■ **BRIEF**: Reproduce all of the data word for word.

··· EXERCISE MATERIALS ···

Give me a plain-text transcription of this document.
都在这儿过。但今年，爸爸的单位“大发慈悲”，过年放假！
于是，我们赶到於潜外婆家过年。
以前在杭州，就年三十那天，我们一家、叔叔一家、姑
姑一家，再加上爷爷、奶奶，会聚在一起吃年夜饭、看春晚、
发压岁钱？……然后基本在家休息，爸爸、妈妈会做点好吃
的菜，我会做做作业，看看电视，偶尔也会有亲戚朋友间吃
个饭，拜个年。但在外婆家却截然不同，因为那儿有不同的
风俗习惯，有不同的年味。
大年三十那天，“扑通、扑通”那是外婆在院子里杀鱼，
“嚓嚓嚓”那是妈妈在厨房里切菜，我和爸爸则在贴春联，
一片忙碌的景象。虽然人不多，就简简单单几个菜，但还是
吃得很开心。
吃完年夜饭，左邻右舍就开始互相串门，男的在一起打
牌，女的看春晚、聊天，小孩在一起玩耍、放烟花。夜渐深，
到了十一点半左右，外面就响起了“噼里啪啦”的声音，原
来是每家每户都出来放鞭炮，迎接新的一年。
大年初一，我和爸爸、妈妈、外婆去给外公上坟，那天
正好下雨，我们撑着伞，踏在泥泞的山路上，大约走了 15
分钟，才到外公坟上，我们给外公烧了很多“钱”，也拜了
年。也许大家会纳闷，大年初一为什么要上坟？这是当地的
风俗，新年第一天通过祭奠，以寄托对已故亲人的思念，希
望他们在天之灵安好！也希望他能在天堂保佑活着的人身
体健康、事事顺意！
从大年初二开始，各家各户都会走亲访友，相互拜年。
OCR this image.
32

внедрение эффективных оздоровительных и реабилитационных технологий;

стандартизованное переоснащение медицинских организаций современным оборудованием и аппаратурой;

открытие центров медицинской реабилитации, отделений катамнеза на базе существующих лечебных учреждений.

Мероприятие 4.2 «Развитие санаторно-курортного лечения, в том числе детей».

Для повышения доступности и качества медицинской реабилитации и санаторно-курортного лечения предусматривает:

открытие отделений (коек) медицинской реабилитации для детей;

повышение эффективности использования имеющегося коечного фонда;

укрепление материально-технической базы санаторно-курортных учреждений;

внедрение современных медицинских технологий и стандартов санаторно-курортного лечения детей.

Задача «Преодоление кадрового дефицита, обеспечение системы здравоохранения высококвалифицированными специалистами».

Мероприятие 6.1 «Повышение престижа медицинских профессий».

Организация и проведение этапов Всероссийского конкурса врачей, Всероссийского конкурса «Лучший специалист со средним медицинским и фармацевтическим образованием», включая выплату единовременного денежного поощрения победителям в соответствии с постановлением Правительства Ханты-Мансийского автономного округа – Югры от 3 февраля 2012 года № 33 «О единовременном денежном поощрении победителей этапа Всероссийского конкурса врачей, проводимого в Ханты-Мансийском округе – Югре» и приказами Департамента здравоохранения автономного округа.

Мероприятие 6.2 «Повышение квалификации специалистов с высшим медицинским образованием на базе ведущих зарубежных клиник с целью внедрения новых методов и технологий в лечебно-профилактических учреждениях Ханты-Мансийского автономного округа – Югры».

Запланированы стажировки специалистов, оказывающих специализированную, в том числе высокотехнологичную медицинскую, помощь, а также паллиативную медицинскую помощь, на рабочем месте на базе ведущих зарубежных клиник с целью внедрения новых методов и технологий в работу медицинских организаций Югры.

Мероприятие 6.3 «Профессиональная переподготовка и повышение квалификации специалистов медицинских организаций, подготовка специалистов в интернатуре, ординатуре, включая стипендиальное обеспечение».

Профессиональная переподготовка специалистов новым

···

■ **ANSWER TO THE TASK**:
Give me a plain-text transcription of this document.
都在这儿过。但今年，爸爸的单位“大发慈悲”，过年放假！
于是，我们赶到於潜外婆家过年。
以前在杭州，就年三十那天，我们一家、叔叔一家、姑
姑一家，再加上爷爷、奶奶，会聚在一起吃年夜饭、看春晚、
发压岁钱？……然后基本在家休息，爸爸、妈妈会做点好吃
的菜，我会做做作业，看看电视，偶尔也会有亲戚朋友间吃
个饭，拜个年。但在外婆家却截然不同，因为那儿有不同的
风俗习惯，有不同的年味。
大年三十那天，“扑通、扑通”那是外婆在院子里杀鱼，
“嚓嚓嚓”那是妈妈在厨房里切菜，我和爸爸则在贴春联，
一片忙碌的景象。虽然人不多，就简简单单几个菜，但还是
吃得很开心。
吃完年夜饭，左邻右舍就开始互相串门，男的在一起打
牌，女的看春晚、聊天，小孩在一起玩耍、放烟花。夜渐深，
到了十一点半左右，外面就响起了“噼里啪啦”的声音，原
来是每家每户都出来放鞭炮，迎接新的一年。
大年初一，我和爸爸、妈妈、外婆去给外公上坟，那天
正好下雨，我们撑着伞，踏在泥泞的山路上，大约走了 15
分钟，才到外公坟上，我们给外公烧了很多“钱”，也拜了
年。也许大家会纳闷，大年初一为什么要上坟？这是当地的
风俗，新年第一天通过祭奠，以寄托对已故亲人的思念，希
望他们在天之灵安好！也希望他能在天堂保佑活着的人身
体健康、事事顺意！
从大年初二开始，各家各户都会走亲访友，相互拜年。
OCR this image.
32

внедрение эффективных оздоровительных и реабилитационных технологий;

стандартизованное переоснащение медицинских организаций современным оборудованием и аппаратурой;

открытие центров медицинской реабилитации, отделений катамнеза на базе существующих лечебных учреждений.

Мероприятие 4.2 «Развитие санаторно-курортного лечения, в том числе детей».

Для повышения доступности и качества медицинской реабилитации и санаторно-курортного лечения предусматривает:

открытие отделений (коек) медицинской реабилитации для детей;

повышение эффективности использования имеющегося коечного фонда;

укрепление материально-технической базы санаторно-курортных учреждений;

внедрение современных медицинских технологий и стандартов санаторно-курортного лечения детей.

Задача «Преодоление кадрового дефицита, обеспечение системы здравоохранения высококвалифицированными специалистами».

Мероприятие 6.1 «Повышение престижа медицинских профессий».

Организация и проведение этапов Всероссийского конкурса врачей, Всероссийского конкурса «Лучший специалист со средним медицинским и фармацевтическим образованием», включая выплату единовременного денежного поощрения победителям в соответствии с постановлением Правительства Ханты-Мансийского автономного округа – Югры от 3 февраля 2012 года № 33 «О единовременном денежном поощрении победителей этапа Всероссийского конкурса врачей, проводимого в Ханты-Мансийском округе – Югре» и приказами Департамента здравоохранения автономного округа.

Мероприятие 6.2 «Повышение квалификации специалистов с высшим медицинским образованием на базе ведущих зарубежных клиник с целью внедрения новых методов и технологий в лечебно-профилактических учреждениях Ханты-Мансийского автономного округа – Югры».

Запланированы стажировки специалистов, оказывающих специализированную, в том числе высокотехнологичную медицинскую, помощь, а также паллиативную медицинскую помощь, на рабочем месте на базе ведущих зарубежных клиник с целью внедрения новых методов и технологий в работу медицинских организаций Югры.

Мероприятие 6.3 «Профессиональная переподготовка и повышение квалификации специалистов медицинских организаций, подготовка специалистов в интернатуре, ординатуре, включая стипендиальное обеспечение».

Профессиональная переподготовка специалистов новым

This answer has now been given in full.